JOB:
Find the number of lines below in which the word "JSON" appears, and write that number only.

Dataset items
————
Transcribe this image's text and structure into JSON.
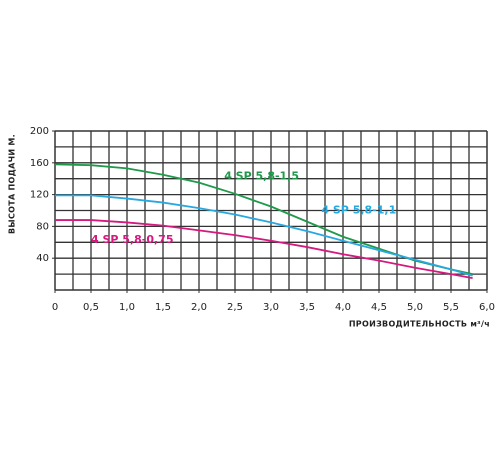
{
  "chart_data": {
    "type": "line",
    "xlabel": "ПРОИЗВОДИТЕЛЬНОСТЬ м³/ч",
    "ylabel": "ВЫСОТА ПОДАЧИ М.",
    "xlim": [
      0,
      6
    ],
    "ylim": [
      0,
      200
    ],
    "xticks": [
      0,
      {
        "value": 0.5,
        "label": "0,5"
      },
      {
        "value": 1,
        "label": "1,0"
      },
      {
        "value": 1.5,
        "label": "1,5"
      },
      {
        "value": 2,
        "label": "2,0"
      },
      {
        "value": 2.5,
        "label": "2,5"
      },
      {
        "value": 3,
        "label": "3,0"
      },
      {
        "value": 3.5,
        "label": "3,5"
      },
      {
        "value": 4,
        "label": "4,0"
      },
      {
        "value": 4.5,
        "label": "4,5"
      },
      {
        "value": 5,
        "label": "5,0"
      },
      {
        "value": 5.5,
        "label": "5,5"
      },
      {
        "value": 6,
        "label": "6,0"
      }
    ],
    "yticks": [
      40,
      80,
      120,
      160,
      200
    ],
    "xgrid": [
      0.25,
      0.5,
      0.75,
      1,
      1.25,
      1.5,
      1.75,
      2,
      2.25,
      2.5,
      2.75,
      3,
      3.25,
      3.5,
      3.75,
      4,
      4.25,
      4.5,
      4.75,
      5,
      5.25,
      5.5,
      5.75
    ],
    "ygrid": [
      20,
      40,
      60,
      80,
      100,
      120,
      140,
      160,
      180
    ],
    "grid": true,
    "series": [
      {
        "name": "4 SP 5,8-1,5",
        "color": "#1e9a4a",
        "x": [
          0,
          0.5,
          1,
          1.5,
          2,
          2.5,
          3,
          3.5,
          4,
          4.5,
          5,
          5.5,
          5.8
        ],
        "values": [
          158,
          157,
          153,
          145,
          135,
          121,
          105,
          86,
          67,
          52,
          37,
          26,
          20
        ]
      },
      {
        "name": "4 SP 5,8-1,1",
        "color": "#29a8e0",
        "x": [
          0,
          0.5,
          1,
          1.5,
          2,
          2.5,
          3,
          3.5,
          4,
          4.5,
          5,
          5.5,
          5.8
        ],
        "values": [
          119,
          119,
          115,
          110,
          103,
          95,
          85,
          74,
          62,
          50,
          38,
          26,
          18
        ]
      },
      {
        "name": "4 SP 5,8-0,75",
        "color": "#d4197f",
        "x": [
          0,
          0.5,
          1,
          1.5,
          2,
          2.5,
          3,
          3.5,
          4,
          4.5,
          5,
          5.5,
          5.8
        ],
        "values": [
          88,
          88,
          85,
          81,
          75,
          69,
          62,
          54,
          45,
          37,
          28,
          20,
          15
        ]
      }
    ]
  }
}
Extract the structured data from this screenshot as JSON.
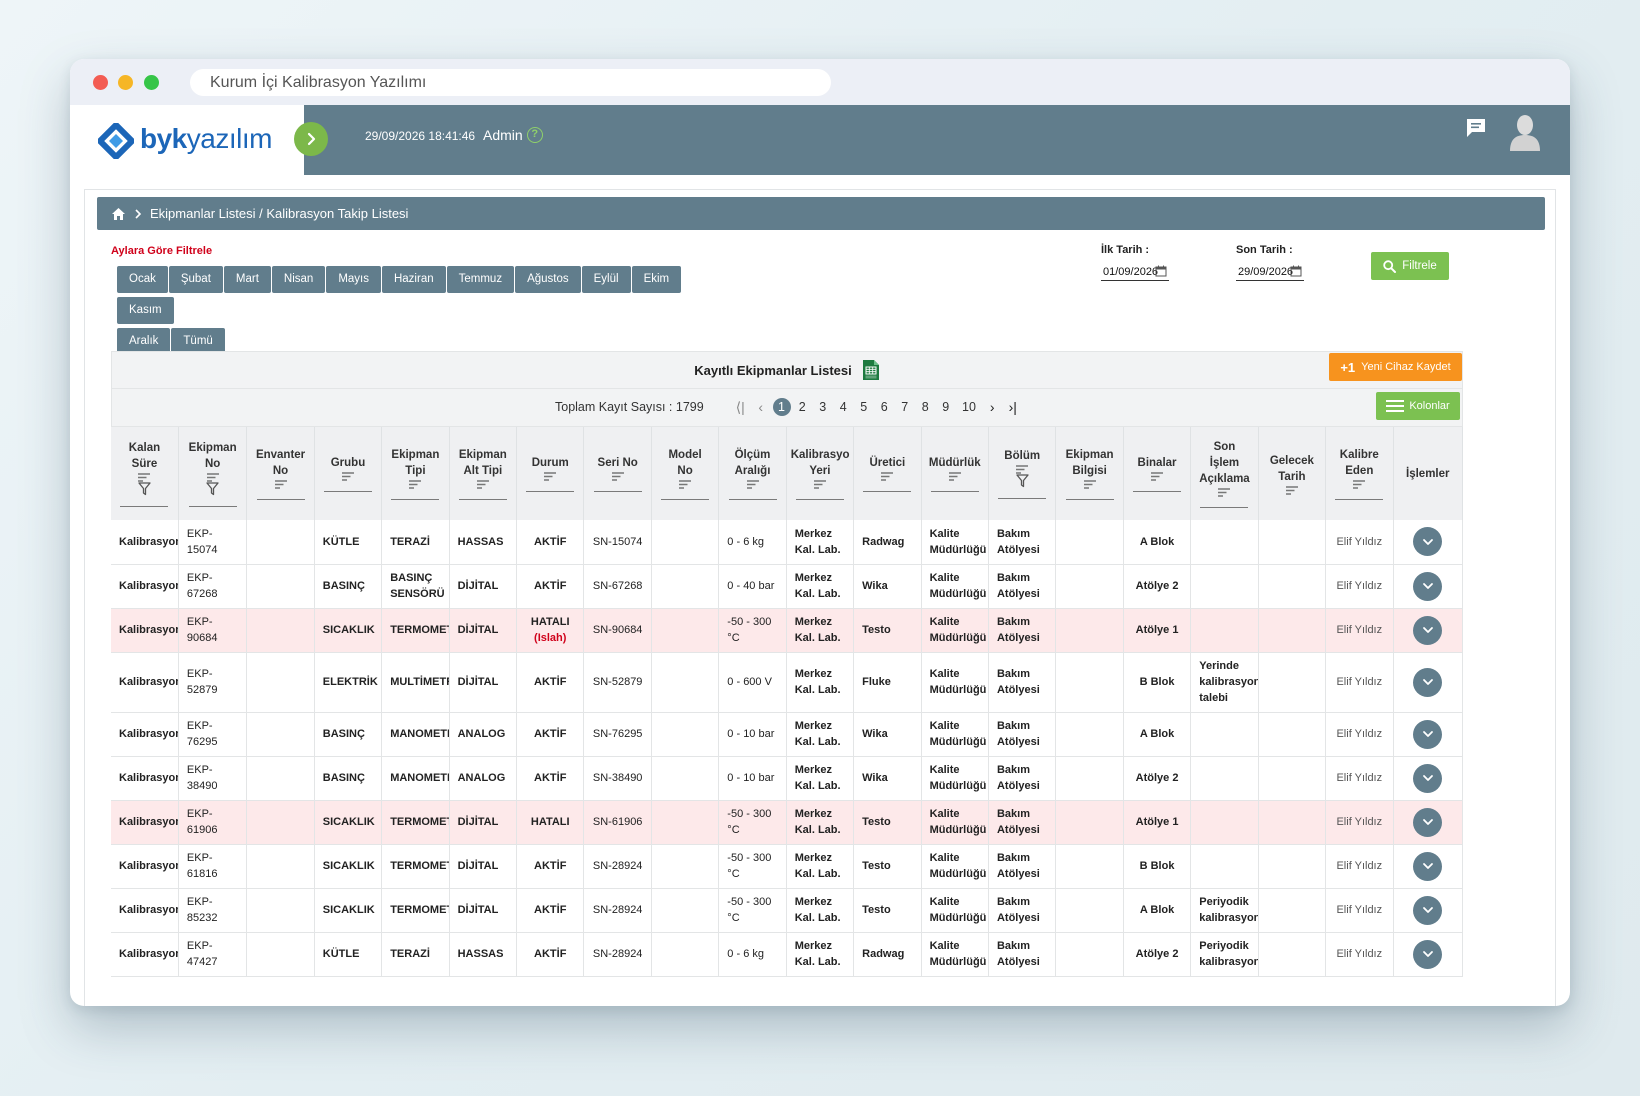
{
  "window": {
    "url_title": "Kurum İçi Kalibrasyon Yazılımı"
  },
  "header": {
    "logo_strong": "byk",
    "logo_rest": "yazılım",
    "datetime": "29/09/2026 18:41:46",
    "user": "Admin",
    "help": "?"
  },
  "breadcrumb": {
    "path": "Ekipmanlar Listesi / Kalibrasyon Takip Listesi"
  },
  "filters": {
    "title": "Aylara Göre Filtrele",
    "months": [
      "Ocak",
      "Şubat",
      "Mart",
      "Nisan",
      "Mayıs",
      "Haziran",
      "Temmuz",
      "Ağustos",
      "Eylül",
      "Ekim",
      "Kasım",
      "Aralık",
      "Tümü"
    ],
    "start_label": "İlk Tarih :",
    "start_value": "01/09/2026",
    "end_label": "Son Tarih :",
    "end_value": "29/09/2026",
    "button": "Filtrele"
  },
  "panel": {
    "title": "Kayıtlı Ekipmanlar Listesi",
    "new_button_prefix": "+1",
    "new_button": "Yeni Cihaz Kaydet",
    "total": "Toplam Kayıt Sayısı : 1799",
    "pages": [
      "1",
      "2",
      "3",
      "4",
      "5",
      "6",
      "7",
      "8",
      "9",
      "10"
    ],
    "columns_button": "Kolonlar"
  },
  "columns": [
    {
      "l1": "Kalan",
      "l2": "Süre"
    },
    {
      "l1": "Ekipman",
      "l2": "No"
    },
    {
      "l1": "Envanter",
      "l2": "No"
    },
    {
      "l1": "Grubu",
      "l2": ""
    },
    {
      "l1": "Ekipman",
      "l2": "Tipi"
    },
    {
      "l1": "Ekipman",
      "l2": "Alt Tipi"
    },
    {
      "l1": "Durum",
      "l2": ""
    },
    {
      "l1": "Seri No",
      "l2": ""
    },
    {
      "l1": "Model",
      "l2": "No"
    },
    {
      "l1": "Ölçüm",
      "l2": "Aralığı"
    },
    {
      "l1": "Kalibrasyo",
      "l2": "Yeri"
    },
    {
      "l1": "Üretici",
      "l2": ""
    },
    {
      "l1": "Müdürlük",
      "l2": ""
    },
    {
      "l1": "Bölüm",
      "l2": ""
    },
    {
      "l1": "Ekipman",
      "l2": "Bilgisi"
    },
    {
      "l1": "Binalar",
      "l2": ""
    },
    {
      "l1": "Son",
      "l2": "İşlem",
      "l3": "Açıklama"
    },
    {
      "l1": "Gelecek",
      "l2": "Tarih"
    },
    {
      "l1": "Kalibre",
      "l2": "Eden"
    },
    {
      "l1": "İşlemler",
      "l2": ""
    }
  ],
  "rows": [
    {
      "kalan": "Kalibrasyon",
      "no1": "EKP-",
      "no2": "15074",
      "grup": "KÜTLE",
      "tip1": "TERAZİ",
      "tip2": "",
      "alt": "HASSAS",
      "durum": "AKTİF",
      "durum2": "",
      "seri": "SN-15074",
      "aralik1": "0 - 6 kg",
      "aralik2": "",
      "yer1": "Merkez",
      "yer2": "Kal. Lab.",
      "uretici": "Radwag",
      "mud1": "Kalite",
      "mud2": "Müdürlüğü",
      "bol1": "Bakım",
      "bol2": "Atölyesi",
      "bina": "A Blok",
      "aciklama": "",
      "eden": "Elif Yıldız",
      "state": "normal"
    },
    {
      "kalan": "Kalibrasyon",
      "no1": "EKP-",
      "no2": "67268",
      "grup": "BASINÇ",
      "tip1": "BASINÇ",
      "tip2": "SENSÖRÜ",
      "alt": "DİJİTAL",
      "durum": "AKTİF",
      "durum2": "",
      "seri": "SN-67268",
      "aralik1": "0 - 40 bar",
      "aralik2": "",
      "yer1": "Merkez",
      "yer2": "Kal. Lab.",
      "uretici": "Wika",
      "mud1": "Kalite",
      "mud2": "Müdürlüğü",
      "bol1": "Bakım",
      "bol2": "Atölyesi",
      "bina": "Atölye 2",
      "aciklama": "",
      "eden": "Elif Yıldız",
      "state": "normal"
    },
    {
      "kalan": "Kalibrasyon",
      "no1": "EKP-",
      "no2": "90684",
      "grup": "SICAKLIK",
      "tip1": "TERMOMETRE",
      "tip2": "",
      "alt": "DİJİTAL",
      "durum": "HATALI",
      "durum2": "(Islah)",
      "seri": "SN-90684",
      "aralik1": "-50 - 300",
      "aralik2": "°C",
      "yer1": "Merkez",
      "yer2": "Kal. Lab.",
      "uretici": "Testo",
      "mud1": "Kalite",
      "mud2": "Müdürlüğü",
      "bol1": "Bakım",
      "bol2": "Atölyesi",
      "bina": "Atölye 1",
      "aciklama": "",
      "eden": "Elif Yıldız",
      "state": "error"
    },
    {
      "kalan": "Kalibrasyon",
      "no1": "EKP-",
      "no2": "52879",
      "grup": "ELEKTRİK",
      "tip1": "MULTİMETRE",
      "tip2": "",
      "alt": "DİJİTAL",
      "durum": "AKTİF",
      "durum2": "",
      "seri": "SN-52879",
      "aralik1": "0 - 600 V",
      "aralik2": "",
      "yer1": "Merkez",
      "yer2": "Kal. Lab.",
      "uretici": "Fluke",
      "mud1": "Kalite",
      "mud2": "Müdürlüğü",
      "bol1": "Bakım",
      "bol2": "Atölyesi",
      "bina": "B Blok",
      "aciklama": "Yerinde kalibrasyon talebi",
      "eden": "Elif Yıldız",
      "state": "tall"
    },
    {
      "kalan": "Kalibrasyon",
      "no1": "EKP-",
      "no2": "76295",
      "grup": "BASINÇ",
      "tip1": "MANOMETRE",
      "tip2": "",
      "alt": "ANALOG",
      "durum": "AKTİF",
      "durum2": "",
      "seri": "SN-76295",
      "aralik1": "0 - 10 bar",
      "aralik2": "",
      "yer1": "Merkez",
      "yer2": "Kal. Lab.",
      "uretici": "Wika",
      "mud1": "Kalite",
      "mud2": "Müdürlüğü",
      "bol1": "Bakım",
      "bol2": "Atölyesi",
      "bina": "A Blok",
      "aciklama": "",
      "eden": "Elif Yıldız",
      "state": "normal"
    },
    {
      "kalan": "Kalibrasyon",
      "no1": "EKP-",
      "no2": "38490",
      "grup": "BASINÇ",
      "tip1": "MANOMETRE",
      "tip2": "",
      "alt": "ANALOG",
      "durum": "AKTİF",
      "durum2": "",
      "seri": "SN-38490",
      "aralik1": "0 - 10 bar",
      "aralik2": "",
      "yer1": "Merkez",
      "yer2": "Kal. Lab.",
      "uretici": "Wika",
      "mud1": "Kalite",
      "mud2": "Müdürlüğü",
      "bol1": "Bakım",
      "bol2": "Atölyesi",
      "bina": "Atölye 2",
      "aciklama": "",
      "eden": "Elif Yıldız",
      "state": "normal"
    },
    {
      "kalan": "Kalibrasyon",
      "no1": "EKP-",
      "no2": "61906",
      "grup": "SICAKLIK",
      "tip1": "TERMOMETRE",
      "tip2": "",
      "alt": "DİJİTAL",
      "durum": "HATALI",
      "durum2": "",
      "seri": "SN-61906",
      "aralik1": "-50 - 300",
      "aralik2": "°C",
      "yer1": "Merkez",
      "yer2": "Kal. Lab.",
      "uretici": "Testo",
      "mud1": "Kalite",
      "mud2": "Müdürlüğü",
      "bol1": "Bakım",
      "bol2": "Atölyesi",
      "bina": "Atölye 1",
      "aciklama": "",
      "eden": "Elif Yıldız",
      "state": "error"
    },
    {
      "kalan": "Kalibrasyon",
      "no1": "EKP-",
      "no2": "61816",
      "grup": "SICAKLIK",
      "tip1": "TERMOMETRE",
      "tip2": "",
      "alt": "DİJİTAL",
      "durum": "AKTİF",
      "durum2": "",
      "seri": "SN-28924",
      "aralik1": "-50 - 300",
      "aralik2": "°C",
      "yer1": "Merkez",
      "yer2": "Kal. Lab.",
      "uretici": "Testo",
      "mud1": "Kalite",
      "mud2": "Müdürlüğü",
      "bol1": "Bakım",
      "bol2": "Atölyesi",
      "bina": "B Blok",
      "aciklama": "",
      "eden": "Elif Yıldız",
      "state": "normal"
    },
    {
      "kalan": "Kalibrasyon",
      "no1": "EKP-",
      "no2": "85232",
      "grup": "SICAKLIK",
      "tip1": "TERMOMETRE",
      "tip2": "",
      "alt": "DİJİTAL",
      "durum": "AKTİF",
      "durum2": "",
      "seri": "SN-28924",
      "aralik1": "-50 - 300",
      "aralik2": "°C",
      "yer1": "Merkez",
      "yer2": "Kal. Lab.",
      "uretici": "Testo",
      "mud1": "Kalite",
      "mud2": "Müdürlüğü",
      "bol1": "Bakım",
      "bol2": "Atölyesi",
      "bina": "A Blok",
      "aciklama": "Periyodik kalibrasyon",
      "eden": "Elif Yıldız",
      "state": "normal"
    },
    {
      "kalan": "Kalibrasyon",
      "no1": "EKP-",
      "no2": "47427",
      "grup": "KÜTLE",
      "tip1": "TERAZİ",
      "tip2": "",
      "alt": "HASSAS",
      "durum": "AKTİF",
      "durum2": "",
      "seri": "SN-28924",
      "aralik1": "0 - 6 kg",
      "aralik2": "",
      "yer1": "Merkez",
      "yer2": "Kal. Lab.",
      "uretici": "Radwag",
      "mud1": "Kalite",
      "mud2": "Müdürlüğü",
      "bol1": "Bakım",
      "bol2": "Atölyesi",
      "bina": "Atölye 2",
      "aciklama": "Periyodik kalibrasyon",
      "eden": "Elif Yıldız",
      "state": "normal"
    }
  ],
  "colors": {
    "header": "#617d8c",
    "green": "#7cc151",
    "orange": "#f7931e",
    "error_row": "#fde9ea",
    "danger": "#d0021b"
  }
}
————
THE RESULT:
2